### GIVEN PASSAGE:
──────────

28 Sep 2020, 3:43 pm

I've tried all kinds of approaches with guys. I didn't have to worry as much when I was younger, because school kept me busy, and I felt pretty optimistic about the future. No one ever told me I was "disabled," or "bad".

I didn't have sex for the first time until I was 28, but I had my first kiss at 15. I wasn't focused on boys, really. I wanted to date but I figured I had time to find someone I could fall in love with. My parents have been married for almost fifty years. Healthy relationships are about give and take. It's not always easy to live with someone and accept them all the time. But if you have enough things in common, and similar goals, it can work.

I think a lot of men passed up on me when I was younger because I had career problems. I missed out on the exciting dating scene that many people I knew were a part of when I was in my twenties and thirties. People with careers can be independent, take vacations together, and cohabitate. Most people with ASD have employment issues and have to live with their families. I've always been selective with whom I've dated, and careful about STDs. That's important. Don't be overly trusting. If a man only takes you out on Friday nights, and only Friday nights (like my ex-boyfriend did), he's probably married. If he is rude to you, (like another ex-boyfriend I had), it's not worth staying in the relationship. If he's bisexual, don't hang around too long, because those people are really confused. You have enough problems of your own. If he can't commit, (like another one of my exes), it's not good, either.

──────────

[Stored data entries]

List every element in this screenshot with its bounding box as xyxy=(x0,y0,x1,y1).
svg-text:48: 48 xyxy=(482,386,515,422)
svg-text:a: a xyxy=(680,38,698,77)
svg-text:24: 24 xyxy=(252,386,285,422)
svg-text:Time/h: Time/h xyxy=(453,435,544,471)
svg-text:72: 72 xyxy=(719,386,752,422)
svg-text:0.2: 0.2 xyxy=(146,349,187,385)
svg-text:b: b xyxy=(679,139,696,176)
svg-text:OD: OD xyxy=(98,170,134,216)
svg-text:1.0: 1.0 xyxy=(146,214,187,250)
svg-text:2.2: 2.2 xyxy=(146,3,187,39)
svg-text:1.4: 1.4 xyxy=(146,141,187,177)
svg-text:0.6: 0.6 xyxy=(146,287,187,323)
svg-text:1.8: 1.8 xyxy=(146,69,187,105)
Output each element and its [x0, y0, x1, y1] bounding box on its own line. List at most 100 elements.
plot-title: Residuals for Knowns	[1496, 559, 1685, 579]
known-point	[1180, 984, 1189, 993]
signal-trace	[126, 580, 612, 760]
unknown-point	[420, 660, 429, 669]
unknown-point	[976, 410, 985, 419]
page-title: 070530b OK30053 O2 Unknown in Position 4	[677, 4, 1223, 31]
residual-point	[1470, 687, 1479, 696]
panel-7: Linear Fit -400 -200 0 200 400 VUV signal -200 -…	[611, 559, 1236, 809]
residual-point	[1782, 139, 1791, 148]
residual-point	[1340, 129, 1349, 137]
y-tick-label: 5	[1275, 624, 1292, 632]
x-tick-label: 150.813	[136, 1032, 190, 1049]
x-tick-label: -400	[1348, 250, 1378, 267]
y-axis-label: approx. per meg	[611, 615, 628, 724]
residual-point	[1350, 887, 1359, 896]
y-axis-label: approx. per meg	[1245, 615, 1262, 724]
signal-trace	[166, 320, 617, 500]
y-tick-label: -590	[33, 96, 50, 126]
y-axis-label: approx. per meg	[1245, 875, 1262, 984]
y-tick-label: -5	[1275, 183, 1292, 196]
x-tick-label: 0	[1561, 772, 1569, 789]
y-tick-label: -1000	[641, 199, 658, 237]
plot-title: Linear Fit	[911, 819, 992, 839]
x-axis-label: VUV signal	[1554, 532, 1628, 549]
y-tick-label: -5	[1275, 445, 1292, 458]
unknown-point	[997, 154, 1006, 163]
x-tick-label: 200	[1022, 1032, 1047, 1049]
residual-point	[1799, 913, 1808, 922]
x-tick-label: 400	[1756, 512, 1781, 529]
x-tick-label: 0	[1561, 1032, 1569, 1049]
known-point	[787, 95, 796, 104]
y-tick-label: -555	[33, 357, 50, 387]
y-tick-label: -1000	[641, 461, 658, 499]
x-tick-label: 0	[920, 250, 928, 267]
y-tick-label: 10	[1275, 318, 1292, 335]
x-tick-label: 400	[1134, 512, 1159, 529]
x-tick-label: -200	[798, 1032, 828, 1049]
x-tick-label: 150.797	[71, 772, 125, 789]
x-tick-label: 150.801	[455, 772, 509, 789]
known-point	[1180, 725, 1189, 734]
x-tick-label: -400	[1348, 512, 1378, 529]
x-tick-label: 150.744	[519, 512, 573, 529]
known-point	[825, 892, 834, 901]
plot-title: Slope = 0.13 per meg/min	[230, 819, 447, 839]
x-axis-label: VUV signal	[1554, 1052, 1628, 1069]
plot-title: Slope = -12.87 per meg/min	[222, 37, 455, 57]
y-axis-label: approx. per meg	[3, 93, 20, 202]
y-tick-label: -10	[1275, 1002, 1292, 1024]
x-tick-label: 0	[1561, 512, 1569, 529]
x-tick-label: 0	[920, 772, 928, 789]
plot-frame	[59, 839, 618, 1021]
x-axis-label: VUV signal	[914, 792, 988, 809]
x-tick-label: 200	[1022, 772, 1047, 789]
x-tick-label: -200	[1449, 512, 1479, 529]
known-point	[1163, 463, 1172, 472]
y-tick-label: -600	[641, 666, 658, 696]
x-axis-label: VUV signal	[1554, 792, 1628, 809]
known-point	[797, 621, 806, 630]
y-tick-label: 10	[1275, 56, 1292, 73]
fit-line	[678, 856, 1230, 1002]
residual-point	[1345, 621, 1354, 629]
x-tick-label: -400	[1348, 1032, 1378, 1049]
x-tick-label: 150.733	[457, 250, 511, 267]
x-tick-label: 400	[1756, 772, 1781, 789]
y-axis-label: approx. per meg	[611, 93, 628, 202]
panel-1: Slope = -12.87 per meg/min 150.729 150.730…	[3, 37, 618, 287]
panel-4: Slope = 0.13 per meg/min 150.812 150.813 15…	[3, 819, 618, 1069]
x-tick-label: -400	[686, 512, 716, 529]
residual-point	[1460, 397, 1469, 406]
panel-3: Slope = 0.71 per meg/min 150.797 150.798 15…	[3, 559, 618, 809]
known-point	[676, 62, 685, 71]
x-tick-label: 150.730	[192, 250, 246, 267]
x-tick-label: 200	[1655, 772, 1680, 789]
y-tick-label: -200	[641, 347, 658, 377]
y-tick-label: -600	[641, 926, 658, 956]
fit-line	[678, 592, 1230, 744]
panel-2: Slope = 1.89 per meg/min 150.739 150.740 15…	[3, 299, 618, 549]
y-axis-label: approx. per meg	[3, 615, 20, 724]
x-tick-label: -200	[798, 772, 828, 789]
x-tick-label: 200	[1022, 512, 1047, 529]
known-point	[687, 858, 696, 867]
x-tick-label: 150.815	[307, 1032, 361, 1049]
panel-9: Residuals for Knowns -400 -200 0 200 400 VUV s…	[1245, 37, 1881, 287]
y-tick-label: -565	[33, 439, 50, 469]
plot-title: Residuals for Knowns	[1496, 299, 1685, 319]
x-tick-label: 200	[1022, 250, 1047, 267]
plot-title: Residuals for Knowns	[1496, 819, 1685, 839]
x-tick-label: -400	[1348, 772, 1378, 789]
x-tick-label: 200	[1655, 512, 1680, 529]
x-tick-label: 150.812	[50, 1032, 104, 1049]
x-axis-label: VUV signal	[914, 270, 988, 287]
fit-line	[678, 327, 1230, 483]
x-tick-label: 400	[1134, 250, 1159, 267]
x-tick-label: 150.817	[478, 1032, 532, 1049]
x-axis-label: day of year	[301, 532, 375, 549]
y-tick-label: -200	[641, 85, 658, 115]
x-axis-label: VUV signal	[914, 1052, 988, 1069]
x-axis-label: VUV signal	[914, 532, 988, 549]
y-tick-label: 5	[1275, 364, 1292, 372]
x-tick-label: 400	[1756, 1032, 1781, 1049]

──────────

### TASK TO COMPLETE:
Extend the dating and relationships passage, picking up right after its final sentence. The records were taken from a separate source.

### OUTPUT FOR THIS TASK:
I'm 45 now and I'm meeting a lot of divorced men. Not every man cares to respect women. Not every man cares to work on himself and many men fail at marriages because they expect perfection from the get-go, and, news flash, no person is perfect. Human beings are individuals and you can't try to customize a person, and expect them to love you back, unconditionally.

I think loyalty is important in a relationship. Respect is important in a relationship. It's important to cherish people you love, because, if you don't, you will be alone.

Just go where life takes you. Do what makes you happy. If you're meant to be single, so be it. If you're meant to get married, so be it. You can't force that stuff on anyone. It comes down to luck, and nothing else.



Pepe
Veteran
Veteran

Joined: 11 Jun 2013
Gender: Non-binary
Posts: 26,635
Location: Australia

28 Sep 2020, 8:30 pm

Whale_Tuune wrote:
I am wondering how open to be about my diagnosis. On the one hand, not disclosing it can lead to people thinking me rude or aloof. Disclosing it can lead to negative stereotypes.

I'm also concerned with dating. Do men in general seem to find you less attractive after learning of your diagnosis?


Are you asking men to post here?
I'm not sure why you are posting in the "Woman's discussion" thread.
I generally try not to post in here.

I think, generally, it isn't a great idea to disclose your autism when you are younger because of possible discrimination, socially and in the workplace.

Some people are worried about the influence of their autism has on finding a partner because autism is largely hereditary.
Being on the spectrum usually means a more difficult life.
Some people prefer not to confront that, in regards to children.
The toxic allistic social environment makes things a lot worse.

But it is easier for some autistic women who can blend into society naturally, hence the much lower diagnosing of autistic women.

When you are older, it isn't as much of a concern, imo.
I am happy to tell anyone I am on the spectrum,
but then, I am special. 8)


Edit: I took the post the wrong way.
Please ignore my magnificent post that is too good to delete. 8)



kdm1984
Velociraptor
Velociraptor

User avatar

Joined: 31 May 2012
Gender: Female
Posts: 443
Location: SW MO, USA

06 Oct 2020, 5:21 pm

My husband loves me the way I am. His opinion didn't change when he learned of my diagnosis.

Other men aren't surprised when they learn of it. They're usually like, "Oh, that explains why you're so systematic and not as social as most other women I know."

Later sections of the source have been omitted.